Ora vorrei parlare di altri neuropeptidi. Ho già detto che oggi vengono considerate neuropeptidi da cinquanta a sessanta sostanze. Da dove vengono? Molte di loro sono analoghi naturali delle droghe psicoattive. Ma un’altra fonte importante – davvero inaspettata – sono gli ormoni. Storicamente, si è sempre pensato che gli ormoni fossero sintetizzati dalle ghiandole, non dalle cellule nervose. Un ormone, presumibilmente, era immagazzinato in un punto del corpo, poi viaggiava verso i suoi recettori in altre parti del corpo. L’ormone fondamentale è l’insulina, che è secreta dal pancreas. Ma ora si è scoperto che l’insulina non è soltanto un ormone. Di fatto, l’insulina è un neuropeptide, sintetizzato e immagazzinato nel cervello, e nel cervello vi sono recettori dell’insulina. Facendo la “mappa” delle posizioni dell’insulina, troviamo di nuovo punti caldi nell’amigdala e nell’ipotalamo. In breve, è diventato sempre più chiaro che il sistema limbico, sede delle emozioni nel cervello, è anche il punto focale dei recettori per i neuropeptidi.
Un altro punto critico. Studiando la distribuzione di questi recettori, abbiamo scoperto che il sistema limbico non è solo nel proencefalo, la classica ubicazione dell’amigdala e dell’ipotalamo. Sembra che nel corpo ci siano altri punti che contengono recettori per molti diversi neuropeptidi, punti nei quali avviene un’intensa attività chimica e che abbiamo chiamato punti nodali. Dal punto di vista anatomico, essi sono localizzati in luoghi in cui avviene una grande modulazione delle emozioni.
Un punto nodale è il corno dorsale della spina dorsale, che è il punto da cui entrano le informazioni sensoriali. Questa è la prima sinapsi nel cervello dove vengono elaborate le informazioni sensoriali. Abbiamo scoperto che, praticamente, per tutti i sensi di cui conosciamo l’area di ingresso, quest’ultima è sempre un punto nodale di recettori di neuropeptidi. Credo che queste scoperte siano importantissime per capire e apprezzare ciò che le emozioni sono e possono fare. Considerate la sostanza chimica angiotensina, un altro classico ormone che è anche un peptide e che ora è considerato un neuropeptide. Quando facciamo la mappa dei recettori dell’angiotensina nel cervello, ci imbattiamo nuovamente in punti caldi nell’amigdala. Da molto tempo si sa che l’angiotensina controlla la sete: infatti, impiantando un tubicino nell’area del cervello di un topo ricca di recettori di angiotensina e versandovi un po’ di quest’ultima, entro dieci secondi il topo comincerà a bere, anche se è totalmente sazio di acqua. Quindi, dal punto di vista chimico, l’angiotensina crea uno stato alterato di consapevolezza, uno stato che fa dire agli animali (e agli uomini): “Voglio acqua”. In altre parole, i neuropeptidi ci portano in uno stato di consapevolezza e in stati alterati di quest’ultimo.

* * * * * * *

IL TUO COMPITO:
Trascrivi parola per parola il brano sui neuropeptidi da "Un altro punto" a "modulazione delle emozioni.".

* * * * * * *

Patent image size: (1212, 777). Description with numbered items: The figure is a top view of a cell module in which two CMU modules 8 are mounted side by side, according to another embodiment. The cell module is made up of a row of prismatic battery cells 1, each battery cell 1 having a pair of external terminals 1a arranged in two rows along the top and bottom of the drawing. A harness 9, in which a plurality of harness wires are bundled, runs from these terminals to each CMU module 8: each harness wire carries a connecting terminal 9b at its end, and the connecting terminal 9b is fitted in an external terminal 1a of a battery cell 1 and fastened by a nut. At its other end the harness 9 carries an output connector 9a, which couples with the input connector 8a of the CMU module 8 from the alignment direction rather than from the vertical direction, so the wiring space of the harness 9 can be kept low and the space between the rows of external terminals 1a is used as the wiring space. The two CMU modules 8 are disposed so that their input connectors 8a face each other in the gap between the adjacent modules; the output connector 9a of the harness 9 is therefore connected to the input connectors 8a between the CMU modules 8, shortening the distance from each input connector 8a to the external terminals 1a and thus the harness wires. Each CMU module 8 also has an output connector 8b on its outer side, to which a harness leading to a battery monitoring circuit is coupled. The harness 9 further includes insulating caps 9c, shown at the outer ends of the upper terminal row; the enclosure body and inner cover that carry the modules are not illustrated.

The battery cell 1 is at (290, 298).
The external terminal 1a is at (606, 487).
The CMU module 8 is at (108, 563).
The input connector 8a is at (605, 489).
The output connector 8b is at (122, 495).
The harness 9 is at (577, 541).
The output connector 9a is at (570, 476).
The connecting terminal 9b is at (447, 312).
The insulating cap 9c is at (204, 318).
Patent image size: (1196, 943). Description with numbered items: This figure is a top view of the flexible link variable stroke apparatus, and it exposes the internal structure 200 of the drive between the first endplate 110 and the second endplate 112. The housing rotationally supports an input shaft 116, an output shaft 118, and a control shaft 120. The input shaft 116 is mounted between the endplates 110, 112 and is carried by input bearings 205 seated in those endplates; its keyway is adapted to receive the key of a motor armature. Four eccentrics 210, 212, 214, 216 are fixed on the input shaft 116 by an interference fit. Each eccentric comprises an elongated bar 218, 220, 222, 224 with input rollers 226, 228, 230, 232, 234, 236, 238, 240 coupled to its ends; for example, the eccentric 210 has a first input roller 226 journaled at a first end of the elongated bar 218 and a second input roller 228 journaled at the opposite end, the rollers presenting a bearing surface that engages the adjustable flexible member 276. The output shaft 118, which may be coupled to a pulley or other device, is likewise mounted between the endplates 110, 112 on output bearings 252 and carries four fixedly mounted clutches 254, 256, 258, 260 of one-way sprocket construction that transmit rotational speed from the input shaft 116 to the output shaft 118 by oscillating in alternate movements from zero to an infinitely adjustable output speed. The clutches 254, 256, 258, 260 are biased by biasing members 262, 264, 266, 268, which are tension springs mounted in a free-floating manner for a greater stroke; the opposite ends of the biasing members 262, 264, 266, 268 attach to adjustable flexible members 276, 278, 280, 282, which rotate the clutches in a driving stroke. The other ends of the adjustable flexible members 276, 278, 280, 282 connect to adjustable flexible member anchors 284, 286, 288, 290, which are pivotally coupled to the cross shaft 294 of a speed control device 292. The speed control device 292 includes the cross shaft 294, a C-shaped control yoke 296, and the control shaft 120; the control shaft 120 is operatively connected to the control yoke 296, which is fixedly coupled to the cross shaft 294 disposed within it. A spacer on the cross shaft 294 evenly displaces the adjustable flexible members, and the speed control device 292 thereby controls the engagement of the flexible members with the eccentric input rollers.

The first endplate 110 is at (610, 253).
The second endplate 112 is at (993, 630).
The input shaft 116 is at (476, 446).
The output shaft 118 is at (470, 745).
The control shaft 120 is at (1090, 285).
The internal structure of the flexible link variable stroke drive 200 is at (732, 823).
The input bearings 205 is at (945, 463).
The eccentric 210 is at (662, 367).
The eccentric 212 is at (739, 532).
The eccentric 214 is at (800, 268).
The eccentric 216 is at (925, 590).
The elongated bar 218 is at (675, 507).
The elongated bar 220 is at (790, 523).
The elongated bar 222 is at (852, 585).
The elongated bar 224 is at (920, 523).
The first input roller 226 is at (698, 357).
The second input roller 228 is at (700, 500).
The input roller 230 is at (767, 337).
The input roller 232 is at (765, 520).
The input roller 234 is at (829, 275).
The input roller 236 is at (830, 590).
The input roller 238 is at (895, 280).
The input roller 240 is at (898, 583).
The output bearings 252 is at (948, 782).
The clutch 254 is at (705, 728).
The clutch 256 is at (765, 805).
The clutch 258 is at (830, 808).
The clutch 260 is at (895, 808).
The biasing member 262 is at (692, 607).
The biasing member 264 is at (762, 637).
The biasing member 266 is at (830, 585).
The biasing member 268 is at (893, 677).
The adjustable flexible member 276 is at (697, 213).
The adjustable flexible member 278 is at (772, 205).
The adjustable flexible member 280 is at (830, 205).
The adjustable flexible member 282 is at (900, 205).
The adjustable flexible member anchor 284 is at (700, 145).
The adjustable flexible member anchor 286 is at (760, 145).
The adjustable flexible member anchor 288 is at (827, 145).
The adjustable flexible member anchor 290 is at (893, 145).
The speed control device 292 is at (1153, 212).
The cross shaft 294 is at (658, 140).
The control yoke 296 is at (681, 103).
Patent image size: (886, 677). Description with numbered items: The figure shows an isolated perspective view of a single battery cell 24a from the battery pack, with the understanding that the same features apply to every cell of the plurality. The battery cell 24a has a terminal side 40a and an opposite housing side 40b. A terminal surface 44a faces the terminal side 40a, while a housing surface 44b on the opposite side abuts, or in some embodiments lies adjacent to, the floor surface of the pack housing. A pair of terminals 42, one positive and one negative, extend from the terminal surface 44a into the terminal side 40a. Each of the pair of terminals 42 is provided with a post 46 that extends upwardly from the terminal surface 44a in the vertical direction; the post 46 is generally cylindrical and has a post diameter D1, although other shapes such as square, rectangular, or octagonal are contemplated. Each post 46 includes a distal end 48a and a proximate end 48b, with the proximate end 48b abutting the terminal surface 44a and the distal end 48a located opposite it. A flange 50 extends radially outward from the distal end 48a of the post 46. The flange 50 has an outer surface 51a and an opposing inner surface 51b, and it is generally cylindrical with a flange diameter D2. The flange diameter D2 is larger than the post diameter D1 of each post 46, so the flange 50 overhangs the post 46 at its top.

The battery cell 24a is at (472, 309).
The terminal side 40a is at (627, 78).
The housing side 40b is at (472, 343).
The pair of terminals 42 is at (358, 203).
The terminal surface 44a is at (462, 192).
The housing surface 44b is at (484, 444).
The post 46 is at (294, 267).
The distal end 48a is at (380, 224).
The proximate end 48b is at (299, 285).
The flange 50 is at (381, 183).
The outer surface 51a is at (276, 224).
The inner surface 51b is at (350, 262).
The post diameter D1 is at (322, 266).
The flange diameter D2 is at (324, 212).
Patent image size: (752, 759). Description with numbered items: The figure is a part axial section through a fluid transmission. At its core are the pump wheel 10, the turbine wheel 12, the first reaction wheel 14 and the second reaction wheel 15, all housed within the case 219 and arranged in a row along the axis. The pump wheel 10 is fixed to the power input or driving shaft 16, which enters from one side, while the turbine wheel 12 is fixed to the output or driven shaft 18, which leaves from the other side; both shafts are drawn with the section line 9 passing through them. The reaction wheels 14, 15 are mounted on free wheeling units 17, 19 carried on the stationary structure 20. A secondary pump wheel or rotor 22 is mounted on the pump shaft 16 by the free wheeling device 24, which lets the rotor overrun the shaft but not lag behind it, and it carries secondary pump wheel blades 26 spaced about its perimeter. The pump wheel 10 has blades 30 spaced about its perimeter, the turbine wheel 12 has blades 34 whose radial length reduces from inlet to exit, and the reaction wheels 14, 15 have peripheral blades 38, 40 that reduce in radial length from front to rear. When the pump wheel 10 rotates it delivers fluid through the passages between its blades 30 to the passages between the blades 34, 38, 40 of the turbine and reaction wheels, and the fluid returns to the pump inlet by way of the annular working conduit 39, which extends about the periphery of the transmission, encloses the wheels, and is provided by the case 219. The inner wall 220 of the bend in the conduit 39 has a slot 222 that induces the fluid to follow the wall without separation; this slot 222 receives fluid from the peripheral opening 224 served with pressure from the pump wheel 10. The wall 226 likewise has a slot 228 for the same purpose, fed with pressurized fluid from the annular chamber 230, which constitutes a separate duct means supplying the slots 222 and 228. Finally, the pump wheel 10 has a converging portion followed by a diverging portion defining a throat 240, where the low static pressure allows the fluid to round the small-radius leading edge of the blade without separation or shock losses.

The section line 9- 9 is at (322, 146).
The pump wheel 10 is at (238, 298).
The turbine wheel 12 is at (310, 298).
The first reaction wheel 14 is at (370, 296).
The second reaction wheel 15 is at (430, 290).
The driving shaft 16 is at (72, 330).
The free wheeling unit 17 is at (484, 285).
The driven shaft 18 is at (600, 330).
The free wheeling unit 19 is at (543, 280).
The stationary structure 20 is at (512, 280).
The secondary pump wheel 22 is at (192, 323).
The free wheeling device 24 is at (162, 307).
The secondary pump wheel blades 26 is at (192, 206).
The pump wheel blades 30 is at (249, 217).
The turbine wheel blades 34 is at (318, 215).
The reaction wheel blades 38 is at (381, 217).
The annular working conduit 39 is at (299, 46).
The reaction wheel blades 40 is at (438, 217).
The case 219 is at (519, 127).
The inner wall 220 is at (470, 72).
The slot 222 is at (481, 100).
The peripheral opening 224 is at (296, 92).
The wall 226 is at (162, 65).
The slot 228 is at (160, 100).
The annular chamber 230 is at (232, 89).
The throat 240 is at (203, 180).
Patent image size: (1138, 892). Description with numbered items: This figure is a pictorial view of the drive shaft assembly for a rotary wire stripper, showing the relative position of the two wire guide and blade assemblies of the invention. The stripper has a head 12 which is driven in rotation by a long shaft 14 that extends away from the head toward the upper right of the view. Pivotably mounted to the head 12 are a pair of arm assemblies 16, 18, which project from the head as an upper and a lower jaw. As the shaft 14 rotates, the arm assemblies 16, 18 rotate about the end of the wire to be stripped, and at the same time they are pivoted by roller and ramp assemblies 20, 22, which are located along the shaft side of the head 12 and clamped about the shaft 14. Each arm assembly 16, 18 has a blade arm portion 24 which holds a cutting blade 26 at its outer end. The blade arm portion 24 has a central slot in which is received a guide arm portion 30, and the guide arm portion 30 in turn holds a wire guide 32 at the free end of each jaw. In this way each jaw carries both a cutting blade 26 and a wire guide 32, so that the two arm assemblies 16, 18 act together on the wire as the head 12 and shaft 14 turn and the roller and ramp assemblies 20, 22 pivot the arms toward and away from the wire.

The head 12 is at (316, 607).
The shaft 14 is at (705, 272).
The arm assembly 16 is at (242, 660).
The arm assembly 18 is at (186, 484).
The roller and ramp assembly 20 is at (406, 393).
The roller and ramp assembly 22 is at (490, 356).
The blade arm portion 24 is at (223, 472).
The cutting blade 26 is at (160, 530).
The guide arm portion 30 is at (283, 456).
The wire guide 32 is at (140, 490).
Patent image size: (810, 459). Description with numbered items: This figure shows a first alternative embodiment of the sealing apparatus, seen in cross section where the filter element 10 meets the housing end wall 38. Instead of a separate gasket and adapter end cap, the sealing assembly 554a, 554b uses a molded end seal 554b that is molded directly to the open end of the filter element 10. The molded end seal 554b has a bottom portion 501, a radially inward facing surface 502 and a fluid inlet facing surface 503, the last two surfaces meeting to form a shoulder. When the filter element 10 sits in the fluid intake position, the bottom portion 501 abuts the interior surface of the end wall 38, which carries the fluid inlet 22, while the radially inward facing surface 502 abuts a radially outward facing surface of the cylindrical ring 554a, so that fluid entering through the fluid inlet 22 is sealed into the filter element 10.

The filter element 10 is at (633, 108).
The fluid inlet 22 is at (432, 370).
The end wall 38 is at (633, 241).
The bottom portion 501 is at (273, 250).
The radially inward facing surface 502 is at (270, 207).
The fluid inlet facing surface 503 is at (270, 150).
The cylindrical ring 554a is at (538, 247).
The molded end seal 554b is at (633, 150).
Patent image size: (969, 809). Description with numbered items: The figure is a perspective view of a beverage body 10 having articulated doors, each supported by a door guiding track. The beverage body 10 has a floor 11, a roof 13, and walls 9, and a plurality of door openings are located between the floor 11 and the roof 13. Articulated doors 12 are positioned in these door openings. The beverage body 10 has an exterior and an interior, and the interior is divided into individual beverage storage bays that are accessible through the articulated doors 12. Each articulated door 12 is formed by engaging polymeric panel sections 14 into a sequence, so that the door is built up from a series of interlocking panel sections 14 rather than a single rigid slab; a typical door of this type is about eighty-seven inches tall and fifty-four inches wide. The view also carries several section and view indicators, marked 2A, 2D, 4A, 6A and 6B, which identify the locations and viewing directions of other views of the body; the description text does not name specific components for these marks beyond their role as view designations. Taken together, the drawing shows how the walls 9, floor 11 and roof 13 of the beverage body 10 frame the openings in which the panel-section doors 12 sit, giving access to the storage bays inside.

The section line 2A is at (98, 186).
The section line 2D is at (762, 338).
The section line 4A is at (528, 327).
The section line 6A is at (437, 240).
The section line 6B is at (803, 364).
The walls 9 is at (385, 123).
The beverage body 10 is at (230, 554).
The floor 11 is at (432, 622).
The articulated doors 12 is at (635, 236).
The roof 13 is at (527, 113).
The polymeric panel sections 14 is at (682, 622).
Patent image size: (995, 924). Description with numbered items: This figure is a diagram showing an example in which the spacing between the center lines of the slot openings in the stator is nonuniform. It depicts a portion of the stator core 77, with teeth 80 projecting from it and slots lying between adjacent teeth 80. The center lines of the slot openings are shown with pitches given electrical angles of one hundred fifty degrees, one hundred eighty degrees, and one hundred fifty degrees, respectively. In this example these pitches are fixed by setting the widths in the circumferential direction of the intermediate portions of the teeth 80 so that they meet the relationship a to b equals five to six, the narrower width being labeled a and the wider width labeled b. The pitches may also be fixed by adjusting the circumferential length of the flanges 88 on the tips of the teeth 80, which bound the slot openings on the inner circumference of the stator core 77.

* * * * * * *

RISULTATO DEL COMPITO:
Un altro punto critico. Studiando la distribuzione di questi recettori, abbiamo scoperto che il sistema limbico non è solo nel proencefalo, la classica ubicazione dell’amigdala e dell’ipotalamo. Sembra che nel corpo ci siano altri punti che contengono recettori per molti diversi neuropeptidi, punti nei quali avviene un’intensa attività chimica e che abbiamo chiamato punti nodali. Dal punto di vista anatomico, essi sono localizzati in luoghi in cui avviene una grande modulazione delle emozioni.